— BEGIN MATERIALS PROVIDED —

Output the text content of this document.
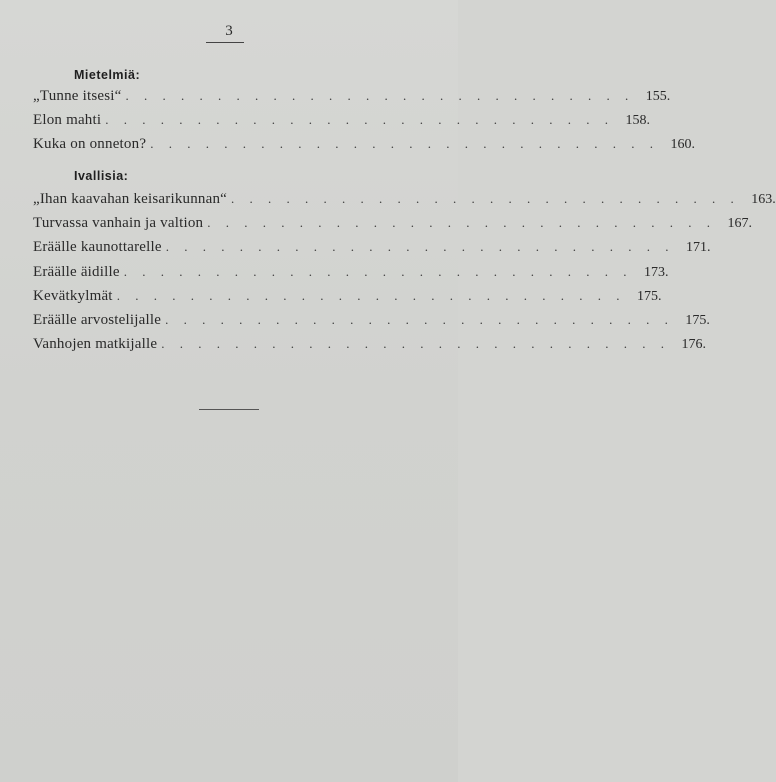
3
Mietelmiä:
„Tunne itsesi“ . . . . . . . . . . . . . . . . . . . . . . . . . . . . 155.
Elon mahti . . . . . . . . . . . . . . . . . . . . . . . . . . . . 158.
Kuka on onneton? . . . . . . . . . . . . . . . . . . . . . . . . . . . . 160.
Ivallisia:
„Ihan kaavahan keisarikunnan“ . . . . . . . . . . . . . . . . . . . . . . . . . . . . 163.
Turvassa vanhain ja valtion . . . . . . . . . . . . . . . . . . . . . . . . . . . . 167.
Eräälle kaunottarelle . . . . . . . . . . . . . . . . . . . . . . . . . . . . 171.
Eräälle äidille . . . . . . . . . . . . . . . . . . . . . . . . . . . . 173.
Kevätkylmät . . . . . . . . . . . . . . . . . . . . . . . . . . . . 175.
Eräälle arvostelijalle . . . . . . . . . . . . . . . . . . . . . . . . . . . . 175.
Vanhojen matkijalle . . . . . . . . . . . . . . . . . . . . . . . . . . . . 176.
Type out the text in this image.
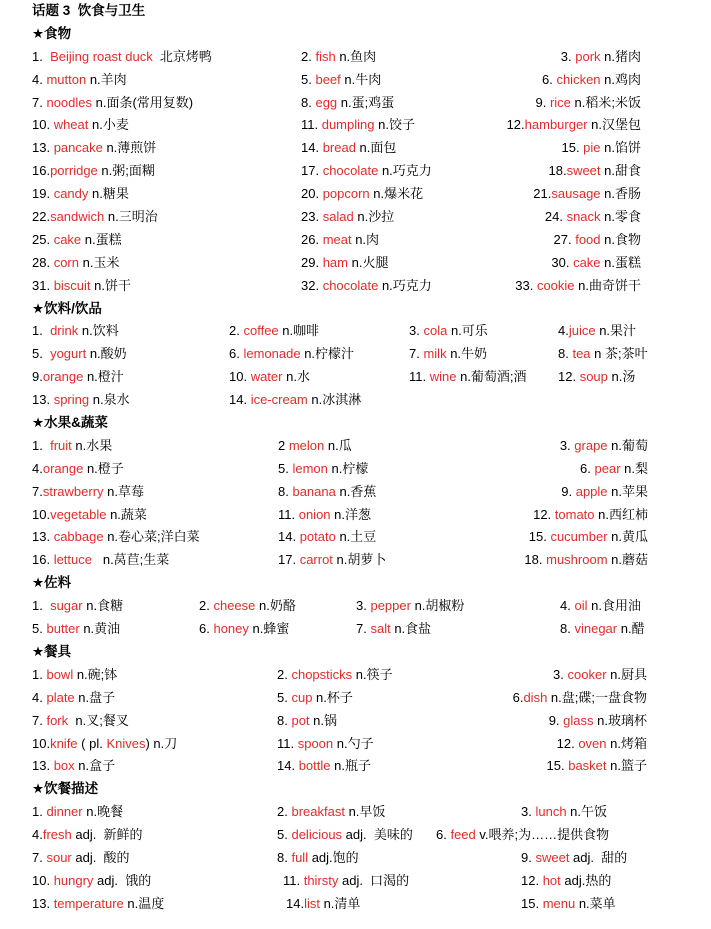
话题 3  饮食与卫生
★食物
1.  Beijing roast duck  北京烤鸭	2. fish n.鱼肉	3. pork n.猪肉
4. mutton n.羊肉	5. beef n.牛肉	6. chicken n.鸡肉
7. noodles n.面条(常用复数)	8. egg n.蛋;鸡蛋	9. rice n.稻米;米饭
10. wheat n.小麦	11. dumpling n.饺子	12.hamburger n.汉堡包
13. pancake n.薄煎饼	14. bread n.面包	15. pie n.馅饼
16.porridge n.粥;面糊	17. chocolate n.巧克力	18.sweet n.甜食
19. candy n.糖果	20. popcorn n.爆米花	21.sausage n.香肠
22.sandwich n.三明治	23. salad n.沙拉	24. snack n.零食
25. cake n.蛋糕	26. meat n.肉	27. food n.食物
28. corn n.玉米	29. ham n.火腿	30. cake n.蛋糕
31. biscuit n.饼干	32. chocolate n.巧克力	33. cookie n.曲奇饼干
★饮料/饮品
1.  drink n.饮料	2. coffee n.咖啡	3. cola n.可乐	4.juice n.果汁
5.  yogurt n.酸奶	6. lemonade n.柠檬汁	7. milk n.牛奶	8. tea n 茶;茶叶
9.orange n.橙汁	10. water n.水	11. wine n.葡萄酒;酒 12. soup n.汤
13. spring n.泉水	14. ice-cream n.冰淇淋
★水果&蔬菜
1.  fruit n.水果	2 melon n.瓜	3. grape n.葡萄
4.orange n.橙子	5. lemon n.柠檬	6. pear n.梨
7.strawberry n.草莓	8. banana n.香蕉	9. apple n.苹果
10.vegetable n.蔬菜	11. onion n.洋葱	12. tomato n.西红柿
13. cabbage n.卷心菜;洋白菜	14. potato n.土豆	15. cucumber n.黄瓜
16. lettuce   n.莴苣;生菜	17. carrot n.胡萝卜	18. mushroom n.蘑菇
★佐料
1.  sugar n.食糖	2. cheese n.奶酪	3. pepper n.胡椒粉	4. oil n.食用油
5. butter n.黄油	6. honey n.蜂蜜	7. salt n.食盐	8. vinegar n.醋
★餐具
1. bowl n.碗;钵	2. chopsticks n.筷子	3. cooker n.厨具
4. plate n.盘子	5. cup n.杯子	6.dish n.盘;碟;一盘食物
7. fork  n.叉;餐叉	8. pot n.锅	9. glass n.玻璃杯
10.knife ( pl. Knives) n.刀	11. spoon n.勺子	12. oven n.烤箱
13. box n.盒子	14. bottle n.瓶子	15. basket n.篮子
★饮餐描述
1. dinner n.晚餐	2. breakfast n.早饭	3. lunch n.午饭
4.fresh adj.  新鲜的	5. delicious adj.  美味的 6. feed v.喂养;为……提供食物
7. sour adj.  酸的	8. full adj.饱的	9. sweet adj.  甜的
10. hungry adj.  饿的	11. thirsty adj.  口渴的	12. hot adj.热的
13. temperature n.温度	14.list n.清单	15. menu n.菜单
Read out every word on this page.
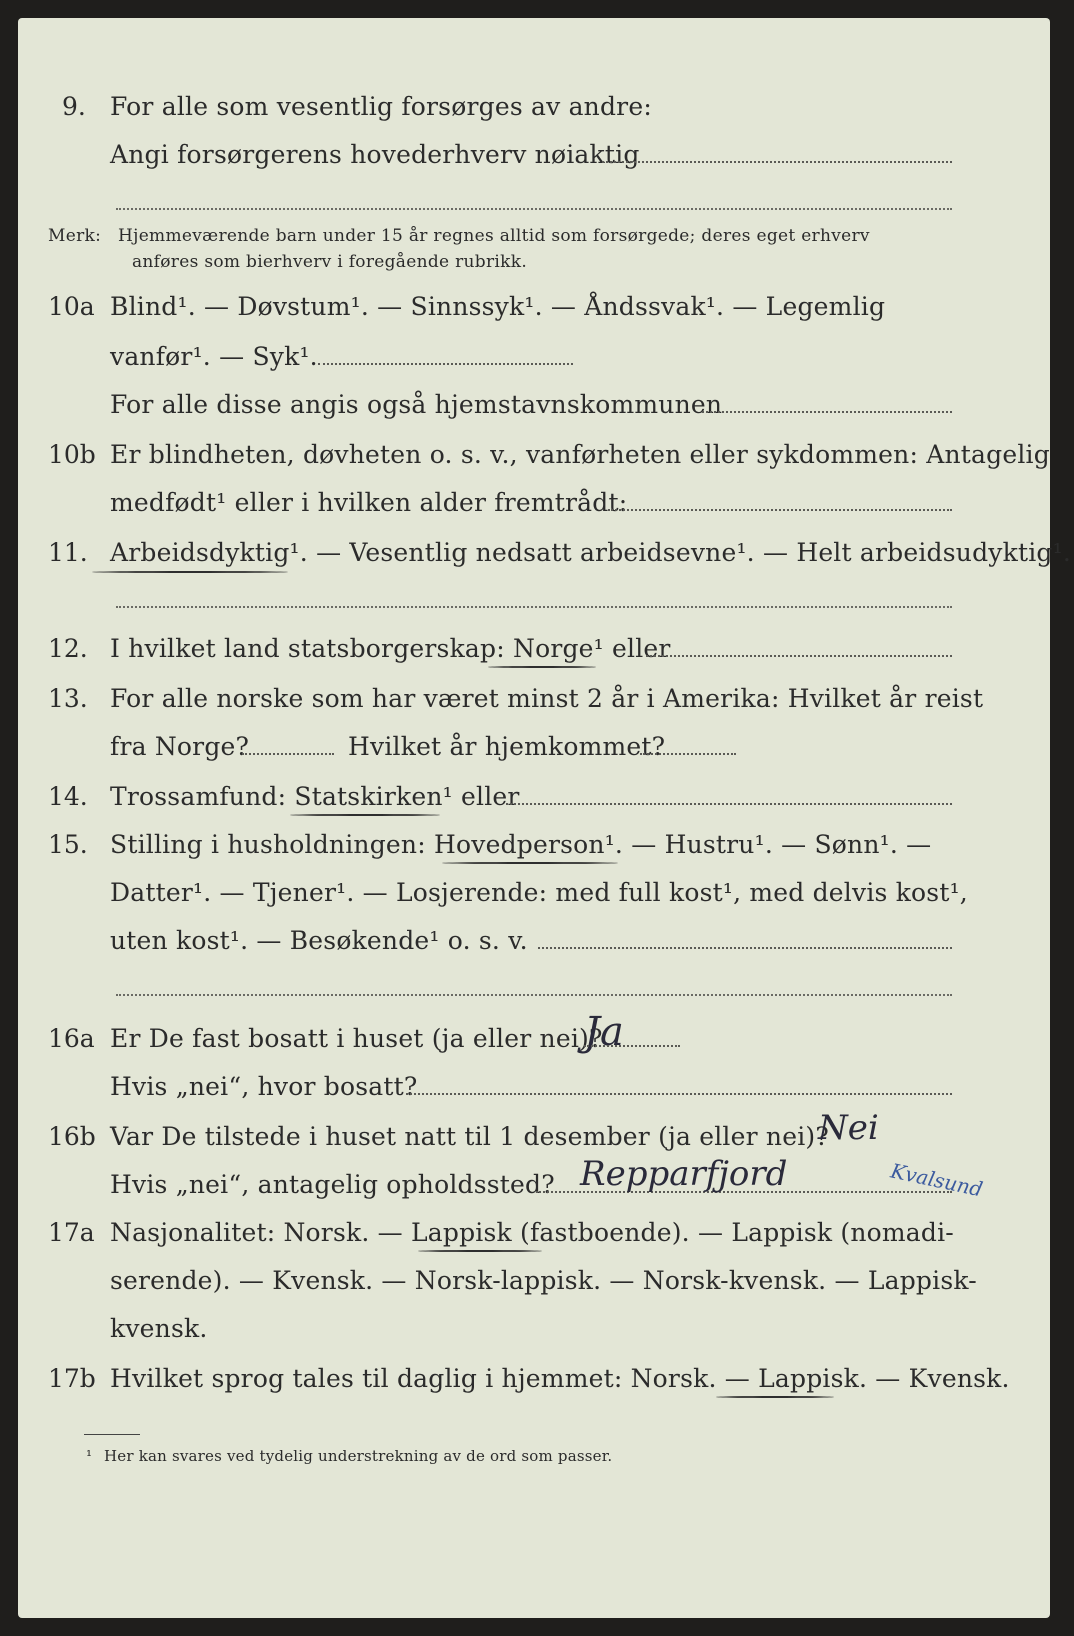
9. For alle som vesentlig forsørges av andre:
Angi forsørgerens hovederhverv nøiaktig
Merk: Hjemmeværende barn under 15 år regnes alltid som forsørgede; deres eget erhverv
anføres som bierhverv i foregående rubrikk.
10a Blind¹. — Døvstum¹. — Sinnssyk¹. — Åndssvak¹. — Legemlig
vanfør¹. — Syk¹.
For alle disse angis også hjemstavnskommunen
10b Er blindheten, døvheten o. s. v., vanførheten eller sykdommen: Antagelig
medfødt¹ eller i hvilken alder fremtrådt:
11. Arbeidsdyktig¹. — Vesentlig nedsatt arbeidsevne¹. — Helt arbeidsudyktig¹.
12. I hvilket land statsborgerskap: Norge¹ eller
13. For alle norske som har været minst 2 år i Amerika: Hvilket år reist
fra Norge?	Hvilket år hjemkommet?
14. Trossamfund: Statskirken¹ eller
15. Stilling i husholdningen: Hovedperson¹. — Hustru¹. — Sønn¹. —
Datter¹. — Tjener¹. — Losjerende: med full kost¹, med delvis kost¹,
uten kost¹. — Besøkende¹ o. s. v.
16a Er De fast bosatt i huset (ja eller nei)?
Ja
Hvis „nei“, hvor bosatt?
16b Var De tilstede i huset natt til 1 desember (ja eller nei)?
Nei
Hvis „nei“, antagelig opholdssted? Repparfjord	Kvalsund
17a Nasjonalitet: Norsk. — Lappisk (fastboende). — Lappisk (nomadi-
serende). — Kvensk. — Norsk-lappisk. — Norsk-kvensk. — Lappisk-
kvensk.
17b Hvilket sprog tales til daglig i hjemmet: Norsk. — Lappisk. — Kvensk.
¹ Her kan svares ved tydelig understrekning av de ord som passer.
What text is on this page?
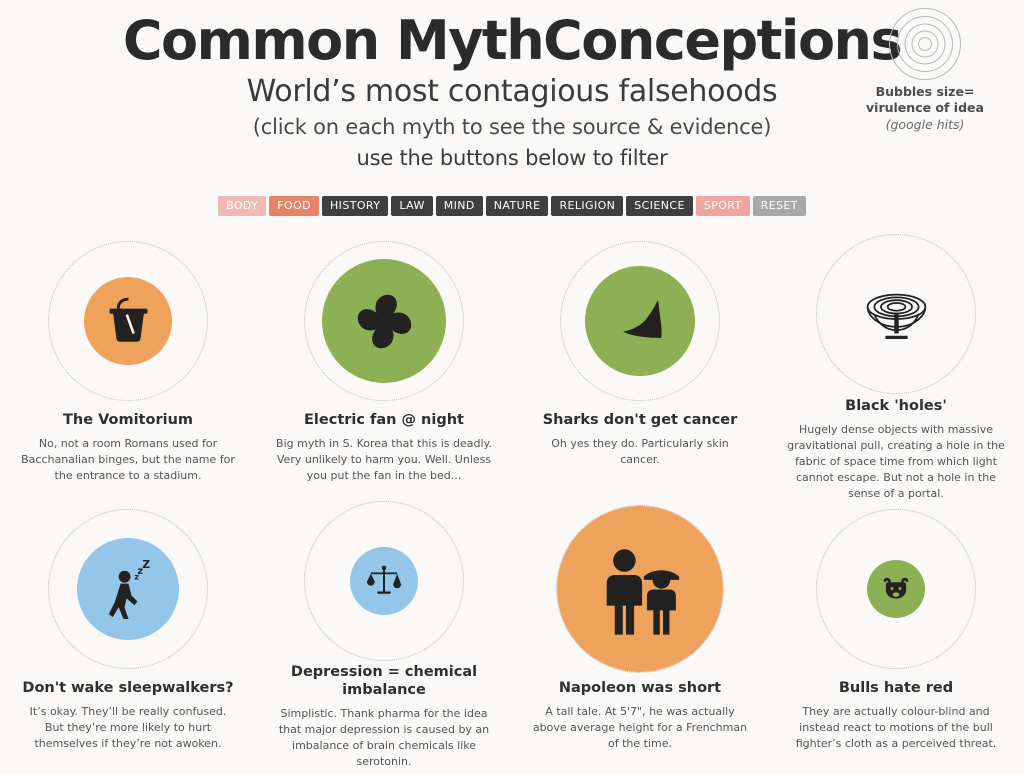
Common MythConceptions

World’s most contagious falsehoods

(click on each myth to see the source & evidence)

use the buttons below to filter

Bubbles size=
virulence of idea
(google hits)
BODY	FOOD	HISTORY	LAW	MIND	NATURE	RELIGION	SCIENCE	SPORT	RESET
The Vomitorium
No, not a room Romans used for Bacchanalian binges, but the name for the entrance to a stadium.
Electric fan @ night
Big myth in S. Korea that this is deadly. Very unlikely to harm you. Well. Unless you put the fan in the bed...
Sharks don't get cancer
Oh yes they do. Particularly skin cancer.
Black 'holes'
Hugely dense objects with massive gravitational pull, creating a hole in the fabric of space time from which light cannot escape. But not a hole in the sense of a portal.
z
Z
z
Don't wake sleepwalkers?
It’s okay. They’ll be really confused. But they’re more likely to hurt themselves if they’re not awoken.
Depression = chemical imbalance
Simplistic. Thank pharma for the idea that major depression is caused by an imbalance of brain chemicals like serotonin.
Napoleon was short
A tall tale. At 5'7", he was actually above average height for a Frenchman of the time.
Bulls hate red
They are actually colour-blind and instead react to motions of the bull fighter’s cloth as a perceived threat.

— END MATERIALS PROVIDED —

Isolate the lines that hold the word "huset" and copy all of them.

(TASK RESPONSE)
16a Er De fast bosatt i huset (ja eller nei)?
16b Var De tilstede i huset natt til 1 desember (ja eller nei)?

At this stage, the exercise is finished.